## Task details
Collect each line of the records containing the string "أسواق".

## Material for this task
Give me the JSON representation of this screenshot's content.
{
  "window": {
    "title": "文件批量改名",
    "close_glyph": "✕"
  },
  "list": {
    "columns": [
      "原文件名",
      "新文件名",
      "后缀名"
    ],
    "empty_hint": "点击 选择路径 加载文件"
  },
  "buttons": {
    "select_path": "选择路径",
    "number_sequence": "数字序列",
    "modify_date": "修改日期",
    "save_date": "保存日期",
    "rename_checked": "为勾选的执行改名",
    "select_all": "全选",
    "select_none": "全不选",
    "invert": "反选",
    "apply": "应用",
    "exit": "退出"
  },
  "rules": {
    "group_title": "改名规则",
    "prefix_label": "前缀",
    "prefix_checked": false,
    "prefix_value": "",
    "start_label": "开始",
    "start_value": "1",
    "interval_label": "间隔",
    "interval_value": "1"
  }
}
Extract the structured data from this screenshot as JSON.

---

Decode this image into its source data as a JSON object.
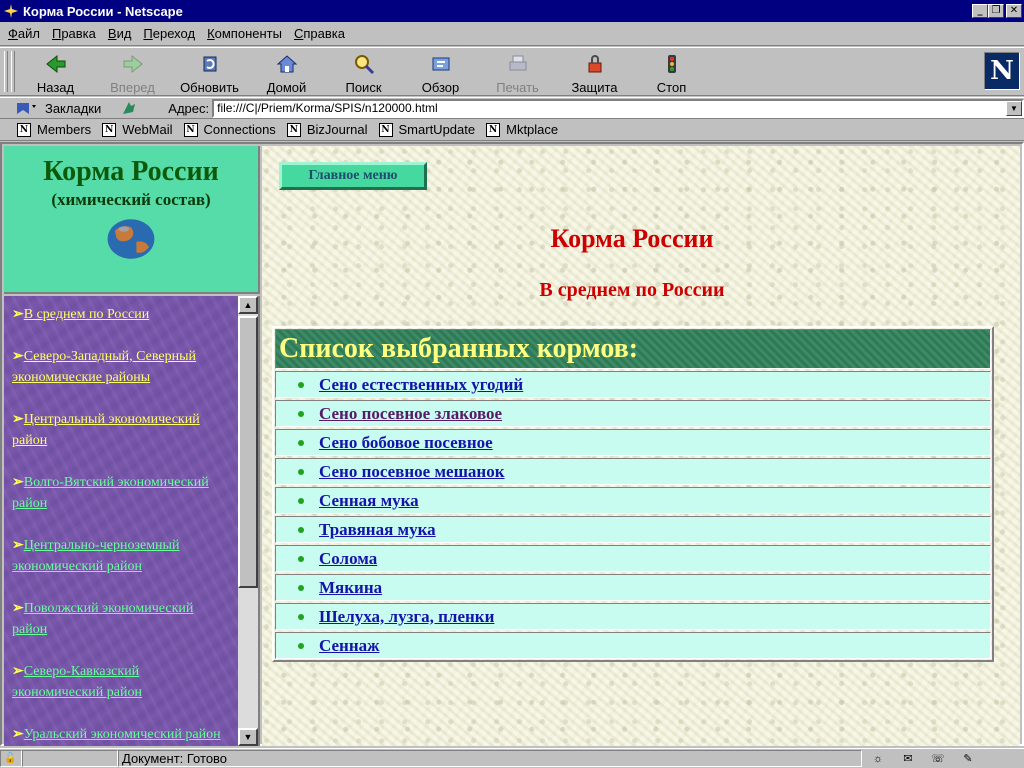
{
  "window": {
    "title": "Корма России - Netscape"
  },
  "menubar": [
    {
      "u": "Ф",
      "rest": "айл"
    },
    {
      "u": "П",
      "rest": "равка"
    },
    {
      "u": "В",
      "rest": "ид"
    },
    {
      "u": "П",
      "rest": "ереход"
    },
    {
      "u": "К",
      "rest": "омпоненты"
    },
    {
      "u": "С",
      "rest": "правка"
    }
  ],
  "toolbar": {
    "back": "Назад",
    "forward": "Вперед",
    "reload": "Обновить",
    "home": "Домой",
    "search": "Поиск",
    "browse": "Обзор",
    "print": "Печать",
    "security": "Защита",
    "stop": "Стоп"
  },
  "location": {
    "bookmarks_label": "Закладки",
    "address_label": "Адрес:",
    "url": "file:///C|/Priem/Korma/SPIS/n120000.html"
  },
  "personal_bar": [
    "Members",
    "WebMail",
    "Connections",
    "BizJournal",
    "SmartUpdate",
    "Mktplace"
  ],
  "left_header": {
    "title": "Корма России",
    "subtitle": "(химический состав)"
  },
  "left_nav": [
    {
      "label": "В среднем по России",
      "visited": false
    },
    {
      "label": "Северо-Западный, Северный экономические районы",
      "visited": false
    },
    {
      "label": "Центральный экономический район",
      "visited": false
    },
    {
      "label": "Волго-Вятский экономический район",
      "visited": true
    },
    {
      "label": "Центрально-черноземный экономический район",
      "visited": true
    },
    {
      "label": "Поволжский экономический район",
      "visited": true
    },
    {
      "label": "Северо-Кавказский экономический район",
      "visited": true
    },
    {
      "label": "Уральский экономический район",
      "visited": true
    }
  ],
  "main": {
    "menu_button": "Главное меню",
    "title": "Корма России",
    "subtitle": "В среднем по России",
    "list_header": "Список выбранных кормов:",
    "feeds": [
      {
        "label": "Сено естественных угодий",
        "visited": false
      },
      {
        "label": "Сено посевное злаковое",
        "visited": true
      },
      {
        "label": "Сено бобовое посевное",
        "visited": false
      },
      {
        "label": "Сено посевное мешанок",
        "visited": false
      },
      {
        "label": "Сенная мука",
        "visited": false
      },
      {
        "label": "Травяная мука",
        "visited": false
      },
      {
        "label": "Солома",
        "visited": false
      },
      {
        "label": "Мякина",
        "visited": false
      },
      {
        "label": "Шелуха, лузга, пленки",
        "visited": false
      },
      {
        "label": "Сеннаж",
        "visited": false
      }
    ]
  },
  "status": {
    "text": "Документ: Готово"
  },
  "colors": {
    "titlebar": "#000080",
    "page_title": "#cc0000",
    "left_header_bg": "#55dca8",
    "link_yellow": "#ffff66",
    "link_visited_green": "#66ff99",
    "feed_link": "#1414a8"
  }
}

* * *

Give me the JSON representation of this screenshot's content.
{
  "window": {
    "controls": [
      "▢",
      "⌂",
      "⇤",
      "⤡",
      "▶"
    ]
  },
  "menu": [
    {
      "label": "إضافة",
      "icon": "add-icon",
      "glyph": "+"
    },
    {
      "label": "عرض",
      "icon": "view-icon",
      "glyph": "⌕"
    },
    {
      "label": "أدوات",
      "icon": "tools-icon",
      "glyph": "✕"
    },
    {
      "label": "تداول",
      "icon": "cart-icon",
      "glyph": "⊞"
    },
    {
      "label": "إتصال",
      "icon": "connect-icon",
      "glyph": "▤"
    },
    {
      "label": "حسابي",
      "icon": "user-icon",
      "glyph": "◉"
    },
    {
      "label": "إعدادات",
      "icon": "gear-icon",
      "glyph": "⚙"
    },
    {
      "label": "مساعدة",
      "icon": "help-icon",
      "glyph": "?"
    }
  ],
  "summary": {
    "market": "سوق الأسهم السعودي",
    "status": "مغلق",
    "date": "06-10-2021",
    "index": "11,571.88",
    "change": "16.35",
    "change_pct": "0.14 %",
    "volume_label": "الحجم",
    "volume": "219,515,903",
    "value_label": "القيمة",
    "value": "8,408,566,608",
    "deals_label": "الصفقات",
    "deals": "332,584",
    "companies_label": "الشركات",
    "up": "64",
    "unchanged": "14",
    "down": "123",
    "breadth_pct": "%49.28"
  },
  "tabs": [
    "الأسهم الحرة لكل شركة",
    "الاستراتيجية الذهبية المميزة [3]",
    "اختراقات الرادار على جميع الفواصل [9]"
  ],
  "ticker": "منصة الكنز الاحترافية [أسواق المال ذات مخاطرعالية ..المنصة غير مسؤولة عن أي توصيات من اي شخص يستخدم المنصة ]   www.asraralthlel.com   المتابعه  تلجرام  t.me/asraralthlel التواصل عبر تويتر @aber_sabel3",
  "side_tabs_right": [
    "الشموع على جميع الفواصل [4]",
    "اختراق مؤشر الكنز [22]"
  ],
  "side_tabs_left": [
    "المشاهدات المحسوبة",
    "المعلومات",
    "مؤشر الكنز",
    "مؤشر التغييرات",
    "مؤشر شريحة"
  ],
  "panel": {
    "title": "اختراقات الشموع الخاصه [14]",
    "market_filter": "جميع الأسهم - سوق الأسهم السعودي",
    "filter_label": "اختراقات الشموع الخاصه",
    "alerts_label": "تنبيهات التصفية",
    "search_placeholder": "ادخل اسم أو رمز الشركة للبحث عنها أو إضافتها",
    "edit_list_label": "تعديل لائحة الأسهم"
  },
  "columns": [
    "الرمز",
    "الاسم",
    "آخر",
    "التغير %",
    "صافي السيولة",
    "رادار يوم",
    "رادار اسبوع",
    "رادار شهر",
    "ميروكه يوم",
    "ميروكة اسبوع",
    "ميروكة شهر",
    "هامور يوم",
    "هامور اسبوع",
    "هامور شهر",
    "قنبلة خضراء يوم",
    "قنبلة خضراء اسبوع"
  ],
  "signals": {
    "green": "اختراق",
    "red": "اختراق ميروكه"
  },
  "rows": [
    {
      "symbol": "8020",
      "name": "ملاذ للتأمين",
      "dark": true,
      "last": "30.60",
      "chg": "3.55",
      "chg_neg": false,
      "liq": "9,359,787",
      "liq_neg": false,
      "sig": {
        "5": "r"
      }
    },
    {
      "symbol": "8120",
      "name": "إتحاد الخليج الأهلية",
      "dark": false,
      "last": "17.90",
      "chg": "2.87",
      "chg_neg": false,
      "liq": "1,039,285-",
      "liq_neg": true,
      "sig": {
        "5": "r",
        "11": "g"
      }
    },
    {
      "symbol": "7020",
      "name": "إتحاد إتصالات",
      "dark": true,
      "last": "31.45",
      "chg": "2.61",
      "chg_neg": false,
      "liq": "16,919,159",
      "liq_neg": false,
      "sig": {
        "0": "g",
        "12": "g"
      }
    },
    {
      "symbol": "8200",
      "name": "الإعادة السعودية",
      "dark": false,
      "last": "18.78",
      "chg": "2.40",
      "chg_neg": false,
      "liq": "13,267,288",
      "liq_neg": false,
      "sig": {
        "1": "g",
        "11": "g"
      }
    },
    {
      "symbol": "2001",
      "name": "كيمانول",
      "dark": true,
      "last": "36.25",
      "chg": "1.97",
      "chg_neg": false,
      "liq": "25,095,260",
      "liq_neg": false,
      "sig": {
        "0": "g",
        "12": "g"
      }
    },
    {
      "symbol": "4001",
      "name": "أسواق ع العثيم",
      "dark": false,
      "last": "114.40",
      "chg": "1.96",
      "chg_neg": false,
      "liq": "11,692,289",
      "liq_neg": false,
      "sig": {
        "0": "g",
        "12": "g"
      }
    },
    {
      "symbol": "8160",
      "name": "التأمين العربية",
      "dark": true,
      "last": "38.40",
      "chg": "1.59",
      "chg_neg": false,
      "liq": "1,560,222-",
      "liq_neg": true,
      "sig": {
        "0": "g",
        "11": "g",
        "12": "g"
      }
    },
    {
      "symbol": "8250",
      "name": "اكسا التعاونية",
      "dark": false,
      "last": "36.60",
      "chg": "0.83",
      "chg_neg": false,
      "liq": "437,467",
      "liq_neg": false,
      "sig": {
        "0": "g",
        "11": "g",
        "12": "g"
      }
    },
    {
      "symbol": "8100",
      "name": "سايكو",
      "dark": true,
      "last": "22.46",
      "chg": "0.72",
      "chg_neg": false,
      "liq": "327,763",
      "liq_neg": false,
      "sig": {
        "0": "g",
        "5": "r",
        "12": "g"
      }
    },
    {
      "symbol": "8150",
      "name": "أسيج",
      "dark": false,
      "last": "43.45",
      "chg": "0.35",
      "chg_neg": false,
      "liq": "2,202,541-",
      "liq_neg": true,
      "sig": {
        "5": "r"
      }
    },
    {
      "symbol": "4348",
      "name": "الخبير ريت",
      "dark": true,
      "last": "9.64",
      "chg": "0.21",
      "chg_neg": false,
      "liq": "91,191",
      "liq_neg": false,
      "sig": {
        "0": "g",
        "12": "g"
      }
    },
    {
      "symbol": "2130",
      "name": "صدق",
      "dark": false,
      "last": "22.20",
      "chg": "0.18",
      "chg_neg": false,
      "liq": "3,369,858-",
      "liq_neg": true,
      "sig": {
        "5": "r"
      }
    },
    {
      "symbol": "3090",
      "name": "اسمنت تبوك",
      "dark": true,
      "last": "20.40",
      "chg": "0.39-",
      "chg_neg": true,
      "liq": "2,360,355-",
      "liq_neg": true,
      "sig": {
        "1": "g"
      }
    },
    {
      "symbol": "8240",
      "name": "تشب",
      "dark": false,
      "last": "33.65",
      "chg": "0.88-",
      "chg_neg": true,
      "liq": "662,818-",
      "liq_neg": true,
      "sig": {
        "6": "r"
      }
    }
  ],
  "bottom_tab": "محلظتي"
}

## Written answer
  "ticker": "منصة الكنز الاحترافية [أسواق المال ذات مخاطرعالية ..المنصة غير مسؤولة عن أي توصيات من اي شخص يستخدم المنصة ]   www.asraralthlel.com   المتابعه  تلجرام  t.me/asraralthlel التواصل عبر تويتر @aber_sabel3",
      "name": "أسواق ع العثيم",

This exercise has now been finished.